**Work to do**
In the entries below, find every line with "document" and copy it.

**Recorded information**
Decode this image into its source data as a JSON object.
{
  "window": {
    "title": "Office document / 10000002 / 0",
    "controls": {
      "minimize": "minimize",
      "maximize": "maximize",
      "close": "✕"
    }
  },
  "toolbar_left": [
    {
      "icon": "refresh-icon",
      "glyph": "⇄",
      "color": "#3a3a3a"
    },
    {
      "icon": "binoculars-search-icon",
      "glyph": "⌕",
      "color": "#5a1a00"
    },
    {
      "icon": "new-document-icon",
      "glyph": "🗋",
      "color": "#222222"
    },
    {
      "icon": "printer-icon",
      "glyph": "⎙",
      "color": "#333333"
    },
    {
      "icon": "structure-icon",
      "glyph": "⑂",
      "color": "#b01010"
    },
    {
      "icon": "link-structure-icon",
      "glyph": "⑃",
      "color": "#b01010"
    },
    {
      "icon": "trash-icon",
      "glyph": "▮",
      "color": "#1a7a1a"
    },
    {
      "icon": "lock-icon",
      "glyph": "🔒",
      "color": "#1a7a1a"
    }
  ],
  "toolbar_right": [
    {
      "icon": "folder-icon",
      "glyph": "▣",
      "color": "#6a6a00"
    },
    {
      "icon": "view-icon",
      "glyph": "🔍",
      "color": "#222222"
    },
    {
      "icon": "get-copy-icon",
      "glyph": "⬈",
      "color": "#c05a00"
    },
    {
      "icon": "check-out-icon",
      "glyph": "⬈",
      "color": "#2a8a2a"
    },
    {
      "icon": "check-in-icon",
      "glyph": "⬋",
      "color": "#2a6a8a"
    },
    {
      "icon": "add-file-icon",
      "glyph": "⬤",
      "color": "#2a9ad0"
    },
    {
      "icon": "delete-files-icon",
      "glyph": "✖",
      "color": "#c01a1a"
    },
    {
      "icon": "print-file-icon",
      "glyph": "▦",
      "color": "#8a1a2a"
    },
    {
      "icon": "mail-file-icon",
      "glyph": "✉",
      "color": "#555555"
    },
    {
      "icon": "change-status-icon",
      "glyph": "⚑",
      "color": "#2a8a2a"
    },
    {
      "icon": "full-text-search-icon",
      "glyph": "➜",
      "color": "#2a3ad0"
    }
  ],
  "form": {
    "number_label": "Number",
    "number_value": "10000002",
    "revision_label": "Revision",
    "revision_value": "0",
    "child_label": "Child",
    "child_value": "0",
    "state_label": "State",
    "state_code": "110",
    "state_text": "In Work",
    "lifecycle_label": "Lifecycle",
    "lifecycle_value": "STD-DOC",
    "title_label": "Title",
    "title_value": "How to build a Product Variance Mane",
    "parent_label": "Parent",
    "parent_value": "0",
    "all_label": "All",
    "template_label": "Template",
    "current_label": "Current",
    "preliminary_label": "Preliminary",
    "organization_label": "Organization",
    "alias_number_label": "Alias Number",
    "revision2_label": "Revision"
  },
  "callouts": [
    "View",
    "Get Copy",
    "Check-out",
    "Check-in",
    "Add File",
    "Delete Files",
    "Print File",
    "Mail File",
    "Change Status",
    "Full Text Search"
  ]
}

**Task response**
    "title": "Office document / 10000002 / 0",
      "icon": "new-document-icon",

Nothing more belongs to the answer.